What needs to be done — Take the material below and write it all out again exactly.

Part of a data file

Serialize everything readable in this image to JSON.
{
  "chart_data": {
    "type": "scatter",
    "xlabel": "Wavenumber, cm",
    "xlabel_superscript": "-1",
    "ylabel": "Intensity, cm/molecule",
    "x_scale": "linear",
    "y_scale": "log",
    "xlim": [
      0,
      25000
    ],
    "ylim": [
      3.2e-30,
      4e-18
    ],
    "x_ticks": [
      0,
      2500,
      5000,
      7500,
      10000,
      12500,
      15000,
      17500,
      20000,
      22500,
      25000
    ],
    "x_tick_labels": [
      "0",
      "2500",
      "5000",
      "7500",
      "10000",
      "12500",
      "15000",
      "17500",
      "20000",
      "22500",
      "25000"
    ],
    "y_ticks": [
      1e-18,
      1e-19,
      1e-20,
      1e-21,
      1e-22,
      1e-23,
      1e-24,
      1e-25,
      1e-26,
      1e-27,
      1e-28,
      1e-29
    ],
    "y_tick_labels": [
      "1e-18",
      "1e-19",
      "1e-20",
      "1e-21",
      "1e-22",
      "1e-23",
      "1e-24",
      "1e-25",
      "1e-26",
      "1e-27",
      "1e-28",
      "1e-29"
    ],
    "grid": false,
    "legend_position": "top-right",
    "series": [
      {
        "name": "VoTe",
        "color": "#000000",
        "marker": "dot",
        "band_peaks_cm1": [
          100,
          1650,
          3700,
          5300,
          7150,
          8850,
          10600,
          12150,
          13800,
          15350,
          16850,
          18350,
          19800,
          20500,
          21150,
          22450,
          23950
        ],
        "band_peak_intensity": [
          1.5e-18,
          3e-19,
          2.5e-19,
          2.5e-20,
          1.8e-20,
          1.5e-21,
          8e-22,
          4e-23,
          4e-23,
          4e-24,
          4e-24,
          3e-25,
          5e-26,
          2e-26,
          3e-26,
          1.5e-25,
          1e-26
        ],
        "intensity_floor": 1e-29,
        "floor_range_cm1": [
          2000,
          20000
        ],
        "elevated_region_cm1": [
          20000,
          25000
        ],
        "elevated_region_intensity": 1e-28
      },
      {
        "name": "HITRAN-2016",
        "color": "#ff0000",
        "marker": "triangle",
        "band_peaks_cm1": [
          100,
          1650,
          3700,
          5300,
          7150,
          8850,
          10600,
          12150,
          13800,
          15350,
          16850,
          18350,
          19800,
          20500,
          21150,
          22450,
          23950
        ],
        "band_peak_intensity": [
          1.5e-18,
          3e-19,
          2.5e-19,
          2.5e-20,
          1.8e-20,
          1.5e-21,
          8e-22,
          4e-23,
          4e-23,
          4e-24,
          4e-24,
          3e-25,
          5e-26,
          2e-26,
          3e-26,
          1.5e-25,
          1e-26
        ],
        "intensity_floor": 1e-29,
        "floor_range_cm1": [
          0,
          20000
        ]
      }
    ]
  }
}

Result —
Serialize everything readable in this image to JSON.
{
  "chart_data": {
    "type": "scatter",
    "xlabel": "Wavenumber, cm",
    "xlabel_superscript": "-1",
    "ylabel": "Intensity, cm/molecule",
    "x_scale": "linear",
    "y_scale": "log",
    "xlim": [
      0,
      25000
    ],
    "ylim": [
      3.2e-30,
      4e-18
    ],
    "x_ticks": [
      0,
      2500,
      5000,
      7500,
      10000,
      12500,
      15000,
      17500,
      20000,
      22500,
      25000
    ],
    "x_tick_labels": [
      "0",
      "2500",
      "5000",
      "7500",
      "10000",
      "12500",
      "15000",
      "17500",
      "20000",
      "22500",
      "25000"
    ],
    "y_ticks": [
      1e-18,
      1e-19,
      1e-20,
      1e-21,
      1e-22,
      1e-23,
      1e-24,
      1e-25,
      1e-26,
      1e-27,
      1e-28,
      1e-29
    ],
    "y_tick_labels": [
      "1e-18",
      "1e-19",
      "1e-20",
      "1e-21",
      "1e-22",
      "1e-23",
      "1e-24",
      "1e-25",
      "1e-26",
      "1e-27",
      "1e-28",
      "1e-29"
    ],
    "grid": false,
    "legend_position": "top-right",
    "series": [
      {
        "name": "VoTe",
        "color": "#000000",
        "marker": "dot",
        "band_peaks_cm1": [
          100,
          1650,
          3700,
          5300,
          7150,
          8850,
          10600,
          12150,
          13800,
          15350,
          16850,
          18350,
          19800,
          20500,
          21150,
          22450,
          23950
        ],
        "band_peak_intensity": [
          1.5e-18,
          3e-19,
          2.5e-19,
          2.5e-20,
          1.8e-20,
          1.5e-21,
          8e-22,
          4e-23,
          4e-23,
          4e-24,
          4e-24,
          3e-25,
          5e-26,
          2e-26,
          3e-26,
          1.5e-25,
          1e-26
        ],
        "intensity_floor": 1e-29,
        "floor_range_cm1": [
          2000,
          20000
        ],
        "elevated_region_cm1": [
          20000,
          25000
        ],
        "elevated_region_intensity": 1e-28
      },
      {
        "name": "HITRAN-2016",
        "color": "#ff0000",
        "marker": "triangle",
        "band_peaks_cm1": [
          100,
          1650,
          3700,
          5300,
          7150,
          8850,
          10600,
          12150,
          13800,
          15350,
          16850,
          18350,
          19800,
          20500,
          21150,
          22450,
          23950
        ],
        "band_peak_intensity": [
          1.5e-18,
          3e-19,
          2.5e-19,
          2.5e-20,
          1.8e-20,
          1.5e-21,
          8e-22,
          4e-23,
          4e-23,
          4e-24,
          4e-24,
          3e-25,
          5e-26,
          2e-26,
          3e-26,
          1.5e-25,
          1e-26
        ],
        "intensity_floor": 1e-29,
        "floor_range_cm1": [
          0,
          20000
        ]
      }
    ]
  }
}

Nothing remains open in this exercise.